## What is being asked
Gather all lines in the entries below that include the word "this".

[START]

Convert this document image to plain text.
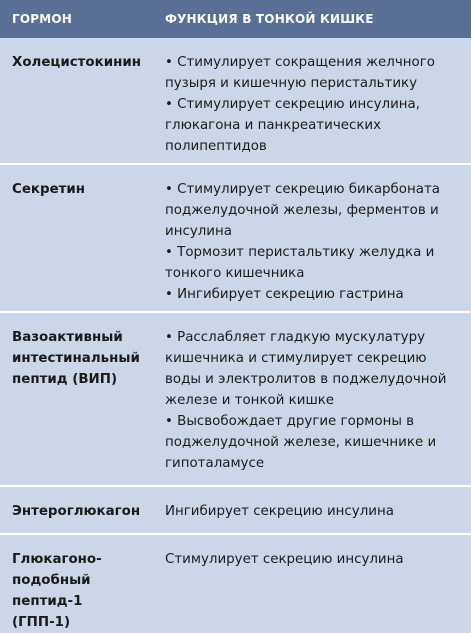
ГОРМОН	ФУНКЦИЯ В ТОНКОЙ КИШКЕ
Холецистокинин	• Стимулирует сокращения желчного пузыря и кишечную перистальтику
• Стимулирует секрецию инсулина, глюкагона и панкреатических полипептидов

Секретин	• Стимулирует секрецию бикарбоната поджелудочной железы, ферментов и инсулина
• Тормозит перистальтику желудка и тонкого кишечника
• Ингибирует секрецию гастрина

Вазоактивный интестинальный пептид (ВИП)	• Расслабляет гладкую мускулатуру кишечника и стимулирует секрецию воды и электролитов в поджелудочной железе и тонкой кишке
• Высвобождает другие гормоны в поджелудочной железе, кишечнике и гипоталамусе

Энтероглюкагон	Ингибирует секрецию инсулина

Глюкагоно-подобный пептид-1 (ГПП-1)	Стимулирует секрецию инсулина
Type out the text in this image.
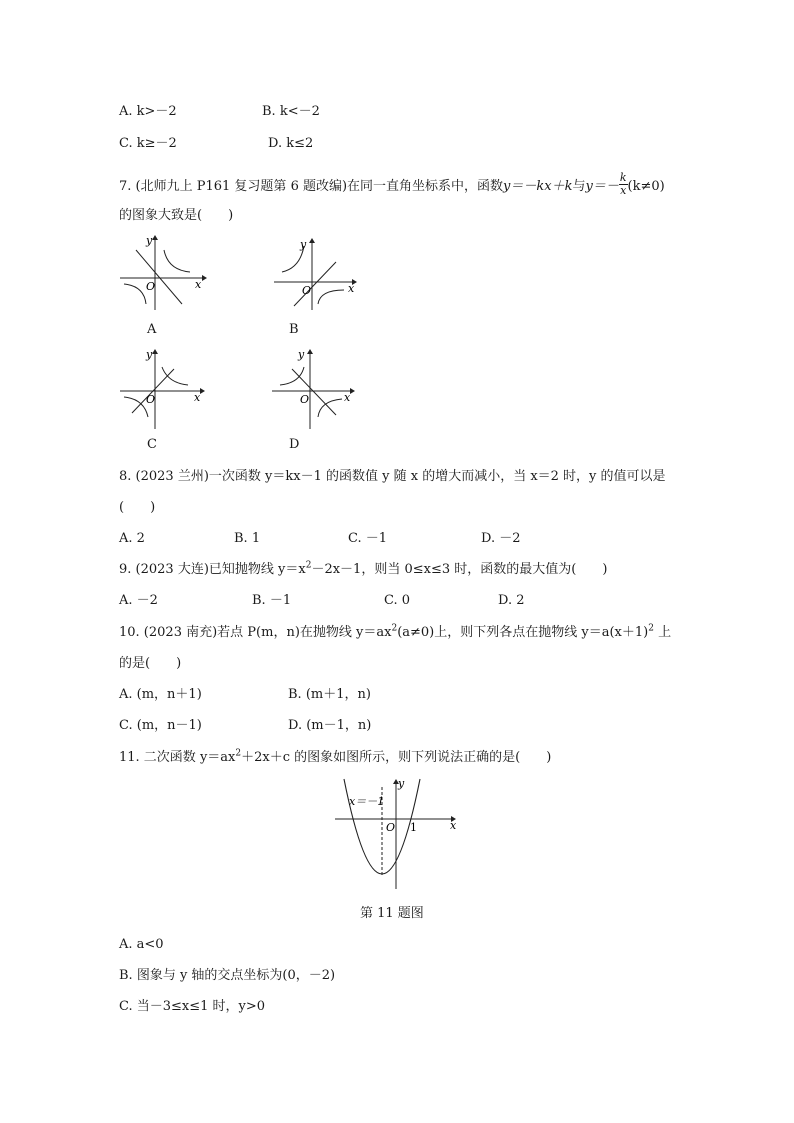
A. k>－2	B. k<－2
C. k≥－2	D. k≤2
7. (北师九上 P161 复习题第 6 题改编)在同一直角坐标系中，函数y＝－kx＋k与$y=- \frac{k}{x} (k\ne 0)$
的图象大致是(　　)
y
x
O
A
y
x
O
B
y
x
O
C
y
x
O
D
8. (2023 兰州)一次函数 y＝kx－1 的函数值 y 随 x 的增大而减小，当 x＝2 时，y 的值可以是
(　　)
A. 2	B. 1	C. －1	D. －2
9. (2023 大连)已知抛物线 $y=x^2-2x-1$，则当 0≤x≤3 时，函数的最大值为(　　)
A. －2	B. －1	C. 0	D. 2
10. (2023 南充)若点 P(m，n)在抛物线 $y=ax^2(a\ne 0)$上，则下列各点在抛物线 $y=a(x+1)^2$ 上
的是(　　)
A. (m，n＋1)	B. (m＋1，n)
C. (m，n－1)	D. (m－1，n)
11. 二次函数 $y=ax^2+2x+c$ 的图象如图所示，则下列说法正确的是(　　)
x＝－1
y
x
O 1
第 11 题图
A. a<0
B. 图象与 y 轴的交点坐标为(0，－2)
C. 当－3≤x≤1 时，y>0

[END]

## Result of the task
Convert this document image to plain text.
Type out the text in this image.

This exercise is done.